# Start of RAW DATA
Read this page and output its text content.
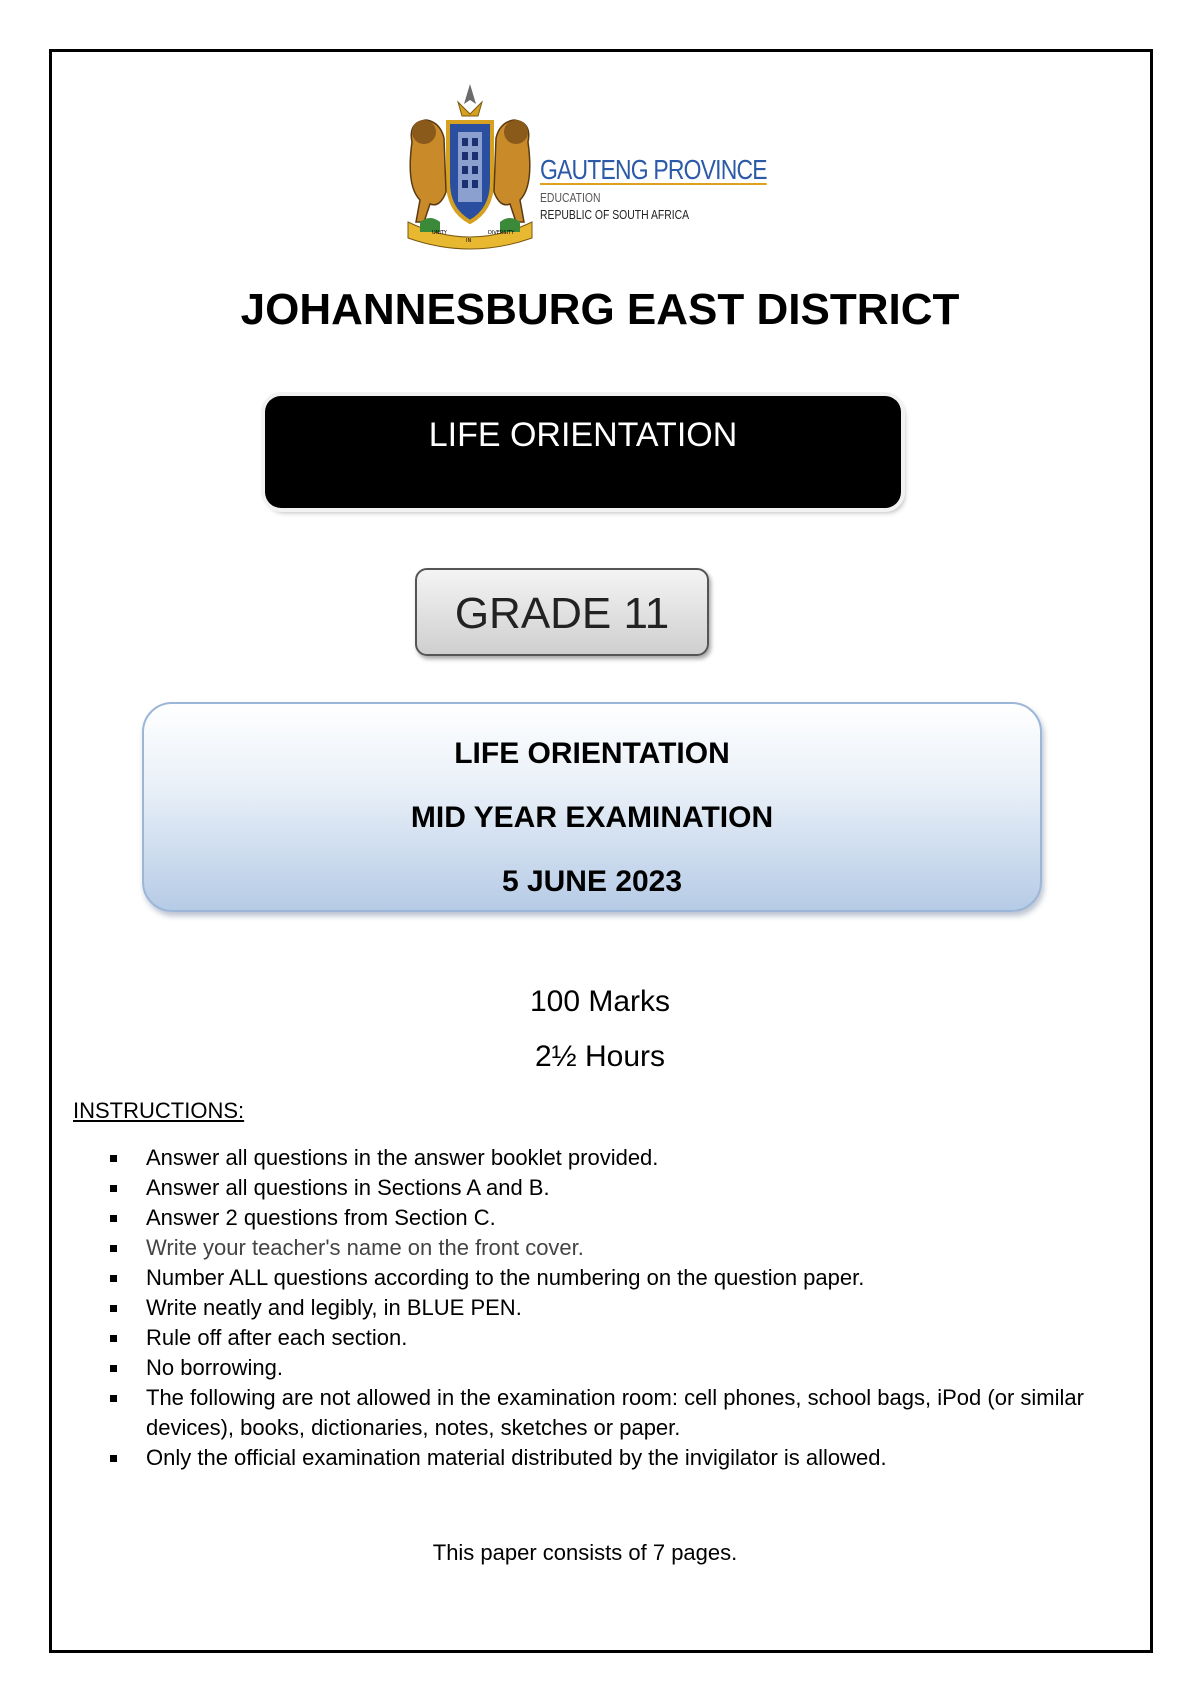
UNITY
IN
DIVERSITY
GAUTENG PROVINCE
EDUCATION
REPUBLIC OF SOUTH AFRICA
JOHANNESBURG EAST DISTRICT
LIFE ORIENTATION
GRADE 11
LIFE ORIENTATION
MID YEAR EXAMINATION
5 JUNE 2023
100 Marks
2½ Hours
INSTRUCTIONS:
Answer all questions in the answer booklet provided.
Answer all questions in Sections A and B.
Answer 2 questions from Section C.
Write your teacher's name on the front cover.
Number ALL questions according to the numbering on the question paper.
Write neatly and legibly, in BLUE PEN.
Rule off after each section.
No borrowing.
The following are not allowed in the examination room: cell phones, school bags, iPod (or similar devices), books, dictionaries, notes, sketches or paper.
Only the official examination material distributed by the invigilator is allowed.
This paper consists of 7 pages.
# End of RAW DATA
OBJECTIVE – Output the entries above exactly. Drop the pictures.

OUTPUT OF THE EXERCISE –
Read this page and output its text content.
UNITY
IN
DIVERSITY
GAUTENG PROVINCE
EDUCATION
REPUBLIC OF SOUTH AFRICA
JOHANNESBURG EAST DISTRICT
LIFE ORIENTATION
GRADE 11
LIFE ORIENTATION
MID YEAR EXAMINATION
5 JUNE 2023
100 Marks
2½ Hours
INSTRUCTIONS:
Answer all questions in the answer booklet provided.
Answer all questions in Sections A and B.
Answer 2 questions from Section C.
Write your teacher's name on the front cover.
Number ALL questions according to the numbering on the question paper.
Write neatly and legibly, in BLUE PEN.
Rule off after each section.
No borrowing.
The following are not allowed in the examination room: cell phones, school bags, iPod (or similar devices), books, dictionaries, notes, sketches or paper.
Only the official examination material distributed by the invigilator is allowed.
This paper consists of 7 pages.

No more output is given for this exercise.